(Stored items from a collection)
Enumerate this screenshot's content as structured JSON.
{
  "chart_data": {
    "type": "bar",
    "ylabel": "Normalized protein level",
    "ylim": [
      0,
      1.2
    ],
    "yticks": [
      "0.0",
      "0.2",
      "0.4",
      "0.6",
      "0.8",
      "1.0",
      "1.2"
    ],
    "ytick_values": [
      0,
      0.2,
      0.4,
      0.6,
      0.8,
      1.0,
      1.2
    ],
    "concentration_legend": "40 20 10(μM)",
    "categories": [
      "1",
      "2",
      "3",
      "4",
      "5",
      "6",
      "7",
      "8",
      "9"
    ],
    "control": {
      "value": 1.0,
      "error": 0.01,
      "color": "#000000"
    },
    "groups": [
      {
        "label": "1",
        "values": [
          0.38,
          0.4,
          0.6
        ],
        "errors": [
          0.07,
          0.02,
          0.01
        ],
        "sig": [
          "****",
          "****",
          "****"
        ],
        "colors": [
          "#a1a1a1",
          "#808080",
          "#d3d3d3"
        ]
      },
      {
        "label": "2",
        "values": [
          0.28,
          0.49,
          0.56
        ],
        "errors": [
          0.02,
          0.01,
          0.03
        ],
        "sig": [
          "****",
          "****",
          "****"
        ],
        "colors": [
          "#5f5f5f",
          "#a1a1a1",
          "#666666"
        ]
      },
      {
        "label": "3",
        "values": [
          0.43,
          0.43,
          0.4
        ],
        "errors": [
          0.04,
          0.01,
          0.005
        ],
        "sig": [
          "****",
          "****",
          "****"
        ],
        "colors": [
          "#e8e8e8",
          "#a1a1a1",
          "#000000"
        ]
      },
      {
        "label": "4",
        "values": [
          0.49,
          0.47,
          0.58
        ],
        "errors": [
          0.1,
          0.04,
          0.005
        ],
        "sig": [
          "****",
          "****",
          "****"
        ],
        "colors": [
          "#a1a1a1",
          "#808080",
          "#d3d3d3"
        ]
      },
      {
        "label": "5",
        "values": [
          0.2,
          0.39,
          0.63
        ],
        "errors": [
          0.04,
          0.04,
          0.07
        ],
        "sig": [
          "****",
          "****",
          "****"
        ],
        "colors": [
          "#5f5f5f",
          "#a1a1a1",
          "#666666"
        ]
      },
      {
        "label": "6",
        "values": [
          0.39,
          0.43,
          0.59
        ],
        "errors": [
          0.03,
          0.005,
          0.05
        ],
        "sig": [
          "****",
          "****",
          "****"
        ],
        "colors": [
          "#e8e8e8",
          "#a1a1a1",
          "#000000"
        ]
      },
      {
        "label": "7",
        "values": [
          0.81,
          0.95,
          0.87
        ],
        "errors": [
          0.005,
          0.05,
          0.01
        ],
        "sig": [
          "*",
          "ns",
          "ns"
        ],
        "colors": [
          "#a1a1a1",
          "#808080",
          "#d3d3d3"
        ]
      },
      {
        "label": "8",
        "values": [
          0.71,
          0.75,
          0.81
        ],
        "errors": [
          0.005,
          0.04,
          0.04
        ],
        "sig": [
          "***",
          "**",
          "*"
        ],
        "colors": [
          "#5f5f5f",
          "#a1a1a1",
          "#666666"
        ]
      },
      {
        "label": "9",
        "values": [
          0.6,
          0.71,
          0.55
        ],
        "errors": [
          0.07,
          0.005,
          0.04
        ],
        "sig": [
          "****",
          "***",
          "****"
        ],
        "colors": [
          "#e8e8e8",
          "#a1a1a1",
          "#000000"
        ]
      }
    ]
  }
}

§ Work instructions: Reproduce the entries above in full and exactly.

§ Reply to the task:
Enumerate this screenshot's content as structured JSON.
{
  "chart_data": {
    "type": "bar",
    "ylabel": "Normalized protein level",
    "ylim": [
      0,
      1.2
    ],
    "yticks": [
      "0.0",
      "0.2",
      "0.4",
      "0.6",
      "0.8",
      "1.0",
      "1.2"
    ],
    "ytick_values": [
      0,
      0.2,
      0.4,
      0.6,
      0.8,
      1.0,
      1.2
    ],
    "concentration_legend": "40 20 10(μM)",
    "categories": [
      "1",
      "2",
      "3",
      "4",
      "5",
      "6",
      "7",
      "8",
      "9"
    ],
    "control": {
      "value": 1.0,
      "error": 0.01,
      "color": "#000000"
    },
    "groups": [
      {
        "label": "1",
        "values": [
          0.38,
          0.4,
          0.6
        ],
        "errors": [
          0.07,
          0.02,
          0.01
        ],
        "sig": [
          "****",
          "****",
          "****"
        ],
        "colors": [
          "#a1a1a1",
          "#808080",
          "#d3d3d3"
        ]
      },
      {
        "label": "2",
        "values": [
          0.28,
          0.49,
          0.56
        ],
        "errors": [
          0.02,
          0.01,
          0.03
        ],
        "sig": [
          "****",
          "****",
          "****"
        ],
        "colors": [
          "#5f5f5f",
          "#a1a1a1",
          "#666666"
        ]
      },
      {
        "label": "3",
        "values": [
          0.43,
          0.43,
          0.4
        ],
        "errors": [
          0.04,
          0.01,
          0.005
        ],
        "sig": [
          "****",
          "****",
          "****"
        ],
        "colors": [
          "#e8e8e8",
          "#a1a1a1",
          "#000000"
        ]
      },
      {
        "label": "4",
        "values": [
          0.49,
          0.47,
          0.58
        ],
        "errors": [
          0.1,
          0.04,
          0.005
        ],
        "sig": [
          "****",
          "****",
          "****"
        ],
        "colors": [
          "#a1a1a1",
          "#808080",
          "#d3d3d3"
        ]
      },
      {
        "label": "5",
        "values": [
          0.2,
          0.39,
          0.63
        ],
        "errors": [
          0.04,
          0.04,
          0.07
        ],
        "sig": [
          "****",
          "****",
          "****"
        ],
        "colors": [
          "#5f5f5f",
          "#a1a1a1",
          "#666666"
        ]
      },
      {
        "label": "6",
        "values": [
          0.39,
          0.43,
          0.59
        ],
        "errors": [
          0.03,
          0.005,
          0.05
        ],
        "sig": [
          "****",
          "****",
          "****"
        ],
        "colors": [
          "#e8e8e8",
          "#a1a1a1",
          "#000000"
        ]
      },
      {
        "label": "7",
        "values": [
          0.81,
          0.95,
          0.87
        ],
        "errors": [
          0.005,
          0.05,
          0.01
        ],
        "sig": [
          "*",
          "ns",
          "ns"
        ],
        "colors": [
          "#a1a1a1",
          "#808080",
          "#d3d3d3"
        ]
      },
      {
        "label": "8",
        "values": [
          0.71,
          0.75,
          0.81
        ],
        "errors": [
          0.005,
          0.04,
          0.04
        ],
        "sig": [
          "***",
          "**",
          "*"
        ],
        "colors": [
          "#5f5f5f",
          "#a1a1a1",
          "#666666"
        ]
      },
      {
        "label": "9",
        "values": [
          0.6,
          0.71,
          0.55
        ],
        "errors": [
          0.07,
          0.005,
          0.04
        ],
        "sig": [
          "****",
          "***",
          "****"
        ],
        "colors": [
          "#e8e8e8",
          "#a1a1a1",
          "#000000"
        ]
      }
    ]
  }
}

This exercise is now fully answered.